What is required: Your task is to extract every line from the material below exactly.

--- Start ---

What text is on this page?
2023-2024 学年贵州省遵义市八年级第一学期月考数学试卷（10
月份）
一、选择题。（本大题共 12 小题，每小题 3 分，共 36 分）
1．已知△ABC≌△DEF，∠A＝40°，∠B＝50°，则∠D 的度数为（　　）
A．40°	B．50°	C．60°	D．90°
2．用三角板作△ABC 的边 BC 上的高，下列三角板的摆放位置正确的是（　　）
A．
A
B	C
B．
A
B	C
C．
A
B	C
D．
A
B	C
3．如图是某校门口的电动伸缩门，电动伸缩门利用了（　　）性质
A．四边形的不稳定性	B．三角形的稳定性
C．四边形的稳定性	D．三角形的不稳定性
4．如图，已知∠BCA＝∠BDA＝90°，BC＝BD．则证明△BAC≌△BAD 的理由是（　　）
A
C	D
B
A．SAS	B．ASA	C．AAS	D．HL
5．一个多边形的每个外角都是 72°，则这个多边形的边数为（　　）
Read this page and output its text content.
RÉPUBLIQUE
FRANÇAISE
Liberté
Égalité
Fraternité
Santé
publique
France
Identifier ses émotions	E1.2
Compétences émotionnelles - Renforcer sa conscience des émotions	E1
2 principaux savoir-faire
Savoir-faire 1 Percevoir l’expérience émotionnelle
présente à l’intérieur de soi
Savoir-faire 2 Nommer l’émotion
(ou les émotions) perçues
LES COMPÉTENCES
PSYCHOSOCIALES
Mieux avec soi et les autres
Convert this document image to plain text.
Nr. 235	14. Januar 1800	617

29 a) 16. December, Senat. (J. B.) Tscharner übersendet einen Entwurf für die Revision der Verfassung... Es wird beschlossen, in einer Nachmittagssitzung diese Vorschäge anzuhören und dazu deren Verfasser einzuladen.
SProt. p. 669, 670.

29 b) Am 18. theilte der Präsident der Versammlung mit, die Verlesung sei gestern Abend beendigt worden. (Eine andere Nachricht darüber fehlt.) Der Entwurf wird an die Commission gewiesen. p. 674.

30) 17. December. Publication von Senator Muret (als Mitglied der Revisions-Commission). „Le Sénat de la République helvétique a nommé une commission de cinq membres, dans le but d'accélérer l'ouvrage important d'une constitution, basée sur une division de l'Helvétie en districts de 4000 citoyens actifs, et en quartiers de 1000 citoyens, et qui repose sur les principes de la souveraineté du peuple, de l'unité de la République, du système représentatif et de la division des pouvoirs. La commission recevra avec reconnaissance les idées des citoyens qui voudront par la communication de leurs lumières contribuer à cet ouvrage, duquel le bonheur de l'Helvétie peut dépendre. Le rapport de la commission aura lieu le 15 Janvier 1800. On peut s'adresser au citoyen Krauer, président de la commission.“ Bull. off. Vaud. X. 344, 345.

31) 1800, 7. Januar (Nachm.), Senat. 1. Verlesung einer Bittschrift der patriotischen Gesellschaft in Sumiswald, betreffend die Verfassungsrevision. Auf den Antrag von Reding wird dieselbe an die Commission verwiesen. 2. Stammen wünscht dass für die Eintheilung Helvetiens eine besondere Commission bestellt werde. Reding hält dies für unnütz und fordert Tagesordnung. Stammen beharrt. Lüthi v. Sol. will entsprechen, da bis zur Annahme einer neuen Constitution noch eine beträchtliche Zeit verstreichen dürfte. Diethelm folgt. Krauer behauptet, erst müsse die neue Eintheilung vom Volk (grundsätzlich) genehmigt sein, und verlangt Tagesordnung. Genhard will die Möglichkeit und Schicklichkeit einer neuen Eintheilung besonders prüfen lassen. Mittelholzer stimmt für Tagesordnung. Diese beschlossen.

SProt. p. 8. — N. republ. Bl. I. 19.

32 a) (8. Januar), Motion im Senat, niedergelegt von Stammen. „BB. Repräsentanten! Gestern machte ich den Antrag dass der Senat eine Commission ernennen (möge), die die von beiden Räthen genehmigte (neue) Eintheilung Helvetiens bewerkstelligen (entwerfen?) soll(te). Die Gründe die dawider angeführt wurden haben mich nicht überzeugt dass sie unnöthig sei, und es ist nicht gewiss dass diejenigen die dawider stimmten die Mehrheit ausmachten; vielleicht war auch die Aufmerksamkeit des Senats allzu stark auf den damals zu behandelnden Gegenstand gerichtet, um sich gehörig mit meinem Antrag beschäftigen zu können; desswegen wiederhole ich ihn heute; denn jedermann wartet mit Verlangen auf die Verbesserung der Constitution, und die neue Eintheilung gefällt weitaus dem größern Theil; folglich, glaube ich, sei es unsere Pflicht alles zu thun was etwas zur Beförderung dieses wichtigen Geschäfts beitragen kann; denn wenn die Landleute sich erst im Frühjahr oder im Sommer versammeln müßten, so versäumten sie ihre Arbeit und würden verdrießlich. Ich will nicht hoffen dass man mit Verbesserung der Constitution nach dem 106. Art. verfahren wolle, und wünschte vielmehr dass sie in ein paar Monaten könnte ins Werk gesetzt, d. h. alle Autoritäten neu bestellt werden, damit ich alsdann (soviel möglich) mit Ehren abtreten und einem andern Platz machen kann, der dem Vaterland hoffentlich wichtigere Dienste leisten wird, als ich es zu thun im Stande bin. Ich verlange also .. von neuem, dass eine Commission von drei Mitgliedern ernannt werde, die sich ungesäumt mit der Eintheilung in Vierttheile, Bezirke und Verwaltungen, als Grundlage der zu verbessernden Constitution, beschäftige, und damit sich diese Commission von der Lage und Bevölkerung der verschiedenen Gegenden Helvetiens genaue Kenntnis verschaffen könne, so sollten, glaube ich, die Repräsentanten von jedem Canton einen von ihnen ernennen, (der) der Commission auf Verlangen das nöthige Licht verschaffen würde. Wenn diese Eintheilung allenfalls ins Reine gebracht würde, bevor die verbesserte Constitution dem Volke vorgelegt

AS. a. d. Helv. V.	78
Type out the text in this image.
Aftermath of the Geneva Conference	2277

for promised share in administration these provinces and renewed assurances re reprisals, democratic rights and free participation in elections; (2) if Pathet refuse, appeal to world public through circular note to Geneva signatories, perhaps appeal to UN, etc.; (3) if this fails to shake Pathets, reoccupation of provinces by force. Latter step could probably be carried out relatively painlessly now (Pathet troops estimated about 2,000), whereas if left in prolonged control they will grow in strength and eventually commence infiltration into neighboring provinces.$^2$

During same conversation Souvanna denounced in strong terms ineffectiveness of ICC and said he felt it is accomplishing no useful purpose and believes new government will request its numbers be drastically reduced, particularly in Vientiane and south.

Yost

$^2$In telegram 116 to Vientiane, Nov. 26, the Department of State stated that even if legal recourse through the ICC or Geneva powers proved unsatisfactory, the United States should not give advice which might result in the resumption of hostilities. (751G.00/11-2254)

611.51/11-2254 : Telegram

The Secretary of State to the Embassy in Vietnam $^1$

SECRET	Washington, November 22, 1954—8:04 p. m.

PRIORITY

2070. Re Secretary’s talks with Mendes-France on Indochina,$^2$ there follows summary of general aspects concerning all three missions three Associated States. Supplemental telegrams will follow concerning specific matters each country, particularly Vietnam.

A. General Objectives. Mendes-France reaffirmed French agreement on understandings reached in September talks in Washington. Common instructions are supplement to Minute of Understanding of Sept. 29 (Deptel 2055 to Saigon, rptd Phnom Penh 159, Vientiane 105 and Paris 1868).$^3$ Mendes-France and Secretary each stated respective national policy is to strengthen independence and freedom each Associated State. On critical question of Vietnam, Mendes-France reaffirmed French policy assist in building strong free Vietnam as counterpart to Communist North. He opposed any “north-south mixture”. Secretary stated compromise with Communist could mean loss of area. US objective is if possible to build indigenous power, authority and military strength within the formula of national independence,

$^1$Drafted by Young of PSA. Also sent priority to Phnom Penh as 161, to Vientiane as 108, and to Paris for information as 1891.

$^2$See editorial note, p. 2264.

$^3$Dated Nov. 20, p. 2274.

--- End ---

Finished task:
What text is on this page?
2023-2024 学年贵州省遵义市八年级第一学期月考数学试卷（10
月份）
一、选择题。（本大题共 12 小题，每小题 3 分，共 36 分）
1．已知△ABC≌△DEF，∠A＝40°，∠B＝50°，则∠D 的度数为（　　）
A．40°	B．50°	C．60°	D．90°
2．用三角板作△ABC 的边 BC 上的高，下列三角板的摆放位置正确的是（　　）
A．
A
B	C
B．
A
B	C
C．
A
B	C
D．
A
B	C
3．如图是某校门口的电动伸缩门，电动伸缩门利用了（　　）性质
A．四边形的不稳定性	B．三角形的稳定性
C．四边形的稳定性	D．三角形的不稳定性
4．如图，已知∠BCA＝∠BDA＝90°，BC＝BD．则证明△BAC≌△BAD 的理由是（　　）
A
C	D
B
A．SAS	B．ASA	C．AAS	D．HL
5．一个多边形的每个外角都是 72°，则这个多边形的边数为（　　）
Read this page and output its text content.
RÉPUBLIQUE
FRANÇAISE
Liberté
Égalité
Fraternité
Santé
publique
France
Identifier ses émotions	E1.2
Compétences émotionnelles - Renforcer sa conscience des émotions	E1
2 principaux savoir-faire
Savoir-faire 1 Percevoir l’expérience émotionnelle
présente à l’intérieur de soi
Savoir-faire 2 Nommer l’émotion
(ou les émotions) perçues
LES COMPÉTENCES
PSYCHOSOCIALES
Mieux avec soi et les autres
Convert this document image to plain text.
Nr. 235	14. Januar 1800	617

29 a) 16. December, Senat. (J. B.) Tscharner übersendet einen Entwurf für die Revision der Verfassung... Es wird beschlossen, in einer Nachmittagssitzung diese Vorschäge anzuhören und dazu deren Verfasser einzuladen.
SProt. p. 669, 670.

29 b) Am 18. theilte der Präsident der Versammlung mit, die Verlesung sei gestern Abend beendigt worden. (Eine andere Nachricht darüber fehlt.) Der Entwurf wird an die Commission gewiesen. p. 674.

30) 17. December. Publication von Senator Muret (als Mitglied der Revisions-Commission). „Le Sénat de la République helvétique a nommé une commission de cinq membres, dans le but d'accélérer l'ouvrage important d'une constitution, basée sur une division de l'Helvétie en districts de 4000 citoyens actifs, et en quartiers de 1000 citoyens, et qui repose sur les principes de la souveraineté du peuple, de l'unité de la République, du système représentatif et de la division des pouvoirs. La commission recevra avec reconnaissance les idées des citoyens qui voudront par la communication de leurs lumières contribuer à cet ouvrage, duquel le bonheur de l'Helvétie peut dépendre. Le rapport de la commission aura lieu le 15 Janvier 1800. On peut s'adresser au citoyen Krauer, président de la commission.“ Bull. off. Vaud. X. 344, 345.

31) 1800, 7. Januar (Nachm.), Senat. 1. Verlesung einer Bittschrift der patriotischen Gesellschaft in Sumiswald, betreffend die Verfassungsrevision. Auf den Antrag von Reding wird dieselbe an die Commission verwiesen. 2. Stammen wünscht dass für die Eintheilung Helvetiens eine besondere Commission bestellt werde. Reding hält dies für unnütz und fordert Tagesordnung. Stammen beharrt. Lüthi v. Sol. will entsprechen, da bis zur Annahme einer neuen Constitution noch eine beträchtliche Zeit verstreichen dürfte. Diethelm folgt. Krauer behauptet, erst müsse die neue Eintheilung vom Volk (grundsätzlich) genehmigt sein, und verlangt Tagesordnung. Genhard will die Möglichkeit und Schicklichkeit einer neuen Eintheilung besonders prüfen lassen. Mittelholzer stimmt für Tagesordnung. Diese beschlossen.

SProt. p. 8. — N. republ. Bl. I. 19.

32 a) (8. Januar), Motion im Senat, niedergelegt von Stammen. „BB. Repräsentanten! Gestern machte ich den Antrag dass der Senat eine Commission ernennen (möge), die die von beiden Räthen genehmigte (neue) Eintheilung Helvetiens bewerkstelligen (entwerfen?) soll(te). Die Gründe die dawider angeführt wurden haben mich nicht überzeugt dass sie unnöthig sei, und es ist nicht gewiss dass diejenigen die dawider stimmten die Mehrheit ausmachten; vielleicht war auch die Aufmerksamkeit des Senats allzu stark auf den damals zu behandelnden Gegenstand gerichtet, um sich gehörig mit meinem Antrag beschäftigen zu können; desswegen wiederhole ich ihn heute; denn jedermann wartet mit Verlangen auf die Verbesserung der Constitution, und die neue Eintheilung gefällt weitaus dem größern Theil; folglich, glaube ich, sei es unsere Pflicht alles zu thun was etwas zur Beförderung dieses wichtigen Geschäfts beitragen kann; denn wenn die Landleute sich erst im Frühjahr oder im Sommer versammeln müßten, so versäumten sie ihre Arbeit und würden verdrießlich. Ich will nicht hoffen dass man mit Verbesserung der Constitution nach dem 106. Art. verfahren wolle, und wünschte vielmehr dass sie in ein paar Monaten könnte ins Werk gesetzt, d. h. alle Autoritäten neu bestellt werden, damit ich alsdann (soviel möglich) mit Ehren abtreten und einem andern Platz machen kann, der dem Vaterland hoffentlich wichtigere Dienste leisten wird, als ich es zu thun im Stande bin. Ich verlange also .. von neuem, dass eine Commission von drei Mitgliedern ernannt werde, die sich ungesäumt mit der Eintheilung in Vierttheile, Bezirke und Verwaltungen, als Grundlage der zu verbessernden Constitution, beschäftige, und damit sich diese Commission von der Lage und Bevölkerung der verschiedenen Gegenden Helvetiens genaue Kenntnis verschaffen könne, so sollten, glaube ich, die Repräsentanten von jedem Canton einen von ihnen ernennen, (der) der Commission auf Verlangen das nöthige Licht verschaffen würde. Wenn diese Eintheilung allenfalls ins Reine gebracht würde, bevor die verbesserte Constitution dem Volke vorgelegt

AS. a. d. Helv. V.	78
Type out the text in this image.
Aftermath of the Geneva Conference	2277

for promised share in administration these provinces and renewed assurances re reprisals, democratic rights and free participation in elections; (2) if Pathet refuse, appeal to world public through circular note to Geneva signatories, perhaps appeal to UN, etc.; (3) if this fails to shake Pathets, reoccupation of provinces by force. Latter step could probably be carried out relatively painlessly now (Pathet troops estimated about 2,000), whereas if left in prolonged control they will grow in strength and eventually commence infiltration into neighboring provinces.$^2$

During same conversation Souvanna denounced in strong terms ineffectiveness of ICC and said he felt it is accomplishing no useful purpose and believes new government will request its numbers be drastically reduced, particularly in Vientiane and south.

Yost

$^2$In telegram 116 to Vientiane, Nov. 26, the Department of State stated that even if legal recourse through the ICC or Geneva powers proved unsatisfactory, the United States should not give advice which might result in the resumption of hostilities. (751G.00/11-2254)

611.51/11-2254 : Telegram

The Secretary of State to the Embassy in Vietnam $^1$

SECRET	Washington, November 22, 1954—8:04 p. m.

PRIORITY

2070. Re Secretary’s talks with Mendes-France on Indochina,$^2$ there follows summary of general aspects concerning all three missions three Associated States. Supplemental telegrams will follow concerning specific matters each country, particularly Vietnam.

A. General Objectives. Mendes-France reaffirmed French agreement on understandings reached in September talks in Washington. Common instructions are supplement to Minute of Understanding of Sept. 29 (Deptel 2055 to Saigon, rptd Phnom Penh 159, Vientiane 105 and Paris 1868).$^3$ Mendes-France and Secretary each stated respective national policy is to strengthen independence and freedom each Associated State. On critical question of Vietnam, Mendes-France reaffirmed French policy assist in building strong free Vietnam as counterpart to Communist North. He opposed any “north-south mixture”. Secretary stated compromise with Communist could mean loss of area. US objective is if possible to build indigenous power, authority and military strength within the formula of national independence,

$^1$Drafted by Young of PSA. Also sent priority to Phnom Penh as 161, to Vientiane as 108, and to Paris for information as 1891.

$^2$See editorial note, p. 2264.

$^3$Dated Nov. 20, p. 2274.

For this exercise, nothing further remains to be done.